[start of THE DATA]

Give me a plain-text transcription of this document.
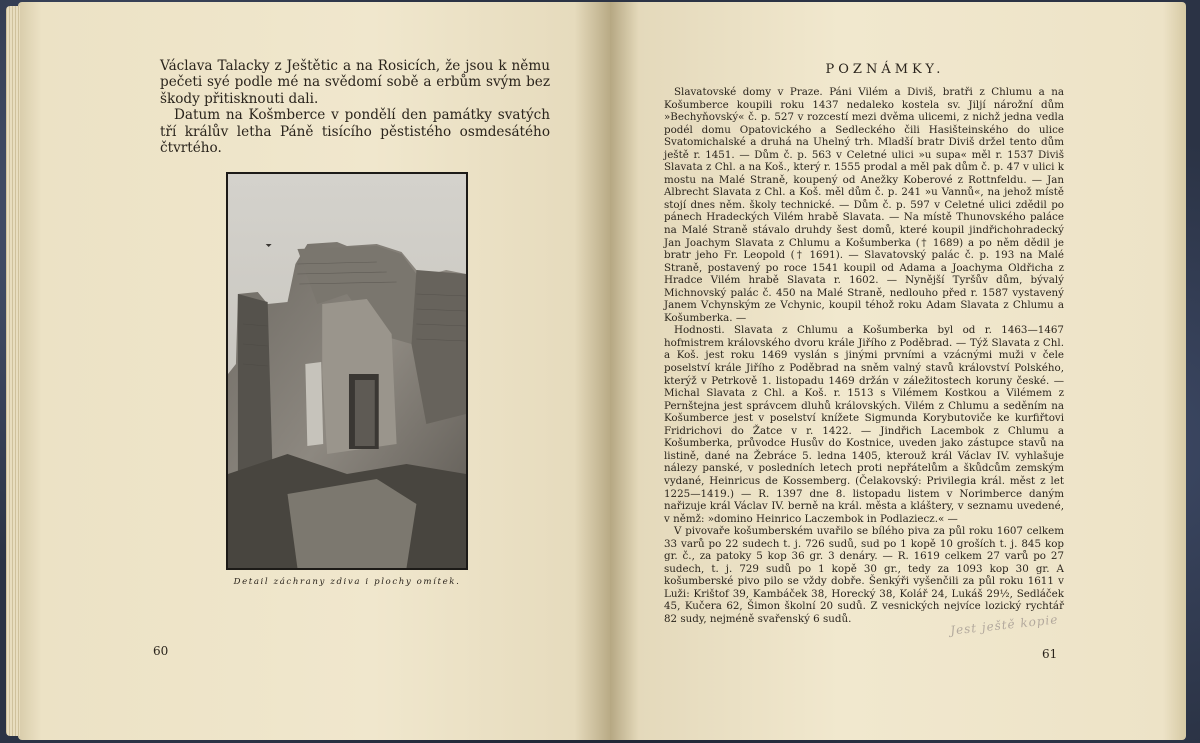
Václava Talacky z Ještětic a na Rosicích, že jsou k němu pečeti syé podle mé na svědomí sobě a erbům svým bez škody přitisknouti dali.

Datum na Košmberce v pondělí den památky svatých tří králův letha Páně tisícího pěstistého osmdesátého čtvrtého.

Detail záchrany zdiva i plochy omítek.
60
POZNÁMKY.

Slavatovské domy v Praze. Páni Vilém a Diviš, bratři z Chlumu a na Košumberce koupili roku 1437 nedaleko kostela sv. Jiljí nárožní dům »Bechyňovský« č. p. 527 v rozcestí mezi dvěma ulicemi, z nichž jedna vedla podél domu Opatovického a Sedleckého čili Hasišteinského do ulice Svatomichalské a druhá na Uhelný trh. Mladší bratr Diviš držel tento dům ještě r. 1451. — Dům č. p. 563 v Celetné ulici »u supa« měl r. 1537 Diviš Slavata z Chl. a na Koš., který r. 1555 prodal a měl pak dům č. p. 47 v ulici k mostu na Malé Straně, koupený od Anežky Koberové z Rottnfeldu. — Jan Albrecht Slavata z Chl. a Koš. měl dům č. p. 241 »u Vannů«, na jehož místě stojí dnes něm. školy technické. — Dům č. p. 597 v Celetné ulici zdědil po pánech Hradeckých Vilém hrabě Slavata. — Na místě Thunovského paláce na Malé Straně stávalo druhdy šest domů, které koupil jindřichohradecký Jan Joachym Slavata z Chlumu a Košumberka († 1689) a po něm dědil je bratr jeho Fr. Leopold († 1691). — Slavatovský palác č. p. 193 na Malé Straně, postavený po roce 1541 koupil od Adama a Joachyma Oldřicha z Hradce Vilém hrabě Slavata r. 1602. — Nynější Tyršův dům, bývalý Michnovský palác č. 450 na Malé Straně, nedlouho před r. 1587 vystavený Janem Vchynským ze Vchynic, koupil téhož roku Adam Slavata z Chlumu a Košumberka. —

Hodnosti. Slavata z Chlumu a Košumberka byl od r. 1463—1467 hofmistrem královského dvoru krále Jiřího z Poděbrad. — Týž Slavata z Chl. a Koš. jest roku 1469 vyslán s jinými prvními a vzácnými muži v čele poselství krále Jiřího z Poděbrad na sněm valný stavů království Polského, kterýž v Petrkově 1. listopadu 1469 držán v záležitostech koruny české. — Michal Slavata z Chl. a Koš. r. 1513 s Vilémem Kostkou a Vilémem z Pernštejna jest správcem dluhů královských. Vilém z Chlumu a seděním na Košumberce jest v poselství knížete Sigmunda Korybutoviče ke kurfiřtovi Fridrichovi do Žatce v r. 1422. — Jindřich Lacembok z Chlumu a Košumberka, průvodce Husův do Kostnice, uveden jako zástupce stavů na listině, dané na Žebráce 5. ledna 1405, kterouž král Václav IV. vyhlašuje nálezy panské, v posledních letech proti nepřátelům a škůdcům zemským vydané, Heinricus de Kossemberg. (Čelakovský: Privilegia král. měst z let 1225—1419.) — R. 1397 dne 8. listopadu listem v Norimberce daným nařizuje král Václav IV. berně na král. města a kláštery, v seznamu uvedené, v němž: »domino Heinrico Laczembok in Podlaziecz.« —

V pivovaře košumberském uvařilo se bílého piva za půl roku 1607 celkem 33 varů po 22 sudech t. j. 726 sudů, sud po 1 kopě 10 groších t. j. 845 kop gr. č., za patoky 5 kop 36 gr. 3 denáry. — R. 1619 celkem 27 varů po 27 sudech, t. j. 729 sudů po 1 kopě 30 gr., tedy za 1093 kop 30 gr. A košumberské pivo pilo se vždy dobře. Šenkýři vyšenčili za půl roku 1611 v Luži: Krištof 39, Kambáček 38, Horecký 38, Kolář 24, Lukáš 29½, Sedláček 45, Kučera 62, Šimon školní 20 sudů. Z vesnických nejvíce lozický rychtář 82 sudy, nejméně svařenský 6 sudů.	Jest ještě kopie
61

[end of THE DATA]

#### WRITTEN INSTRUCTION:
Quote the records above in full, dropping each picture.

#### FINAL ANSWER:
Give me a plain-text transcription of this document.
Václava Talacky z Ještětic a na Rosicích, že jsou k němu pečeti syé podle mé na svědomí sobě a erbům svým bez škody přitisknouti dali.

Datum na Košmberce v pondělí den památky svatých tří králův letha Páně tisícího pěstistého osmdesátého čtvrtého.

Detail záchrany zdiva i plochy omítek.
60
POZNÁMKY.

Slavatovské domy v Praze. Páni Vilém a Diviš, bratři z Chlumu a na Košumberce koupili roku 1437 nedaleko kostela sv. Jiljí nárožní dům »Bechyňovský« č. p. 527 v rozcestí mezi dvěma ulicemi, z nichž jedna vedla podél domu Opatovického a Sedleckého čili Hasišteinského do ulice Svatomichalské a druhá na Uhelný trh. Mladší bratr Diviš držel tento dům ještě r. 1451. — Dům č. p. 563 v Celetné ulici »u supa« měl r. 1537 Diviš Slavata z Chl. a na Koš., který r. 1555 prodal a měl pak dům č. p. 47 v ulici k mostu na Malé Straně, koupený od Anežky Koberové z Rottnfeldu. — Jan Albrecht Slavata z Chl. a Koš. měl dům č. p. 241 »u Vannů«, na jehož místě stojí dnes něm. školy technické. — Dům č. p. 597 v Celetné ulici zdědil po pánech Hradeckých Vilém hrabě Slavata. — Na místě Thunovského paláce na Malé Straně stávalo druhdy šest domů, které koupil jindřichohradecký Jan Joachym Slavata z Chlumu a Košumberka († 1689) a po něm dědil je bratr jeho Fr. Leopold († 1691). — Slavatovský palác č. p. 193 na Malé Straně, postavený po roce 1541 koupil od Adama a Joachyma Oldřicha z Hradce Vilém hrabě Slavata r. 1602. — Nynější Tyršův dům, bývalý Michnovský palác č. 450 na Malé Straně, nedlouho před r. 1587 vystavený Janem Vchynským ze Vchynic, koupil téhož roku Adam Slavata z Chlumu a Košumberka. —

Hodnosti. Slavata z Chlumu a Košumberka byl od r. 1463—1467 hofmistrem královského dvoru krále Jiřího z Poděbrad. — Týž Slavata z Chl. a Koš. jest roku 1469 vyslán s jinými prvními a vzácnými muži v čele poselství krále Jiřího z Poděbrad na sněm valný stavů království Polského, kterýž v Petrkově 1. listopadu 1469 držán v záležitostech koruny české. — Michal Slavata z Chl. a Koš. r. 1513 s Vilémem Kostkou a Vilémem z Pernštejna jest správcem dluhů královských. Vilém z Chlumu a seděním na Košumberce jest v poselství knížete Sigmunda Korybutoviče ke kurfiřtovi Fridrichovi do Žatce v r. 1422. — Jindřich Lacembok z Chlumu a Košumberka, průvodce Husův do Kostnice, uveden jako zástupce stavů na listině, dané na Žebráce 5. ledna 1405, kterouž král Václav IV. vyhlašuje nálezy panské, v posledních letech proti nepřátelům a škůdcům zemským vydané, Heinricus de Kossemberg. (Čelakovský: Privilegia král. měst z let 1225—1419.) — R. 1397 dne 8. listopadu listem v Norimberce daným nařizuje král Václav IV. berně na král. města a kláštery, v seznamu uvedené, v němž: »domino Heinrico Laczembok in Podlaziecz.« —

V pivovaře košumberském uvařilo se bílého piva za půl roku 1607 celkem 33 varů po 22 sudech t. j. 726 sudů, sud po 1 kopě 10 groších t. j. 845 kop gr. č., za patoky 5 kop 36 gr. 3 denáry. — R. 1619 celkem 27 varů po 27 sudech, t. j. 729 sudů po 1 kopě 30 gr., tedy za 1093 kop 30 gr. A košumberské pivo pilo se vždy dobře. Šenkýři vyšenčili za půl roku 1611 v Luži: Krištof 39, Kambáček 38, Horecký 38, Kolář 24, Lukáš 29½, Sedláček 45, Kučera 62, Šimon školní 20 sudů. Z vesnických nejvíce lozický rychtář 82 sudy, nejméně svařenský 6 sudů.	Jest ještě kopie
61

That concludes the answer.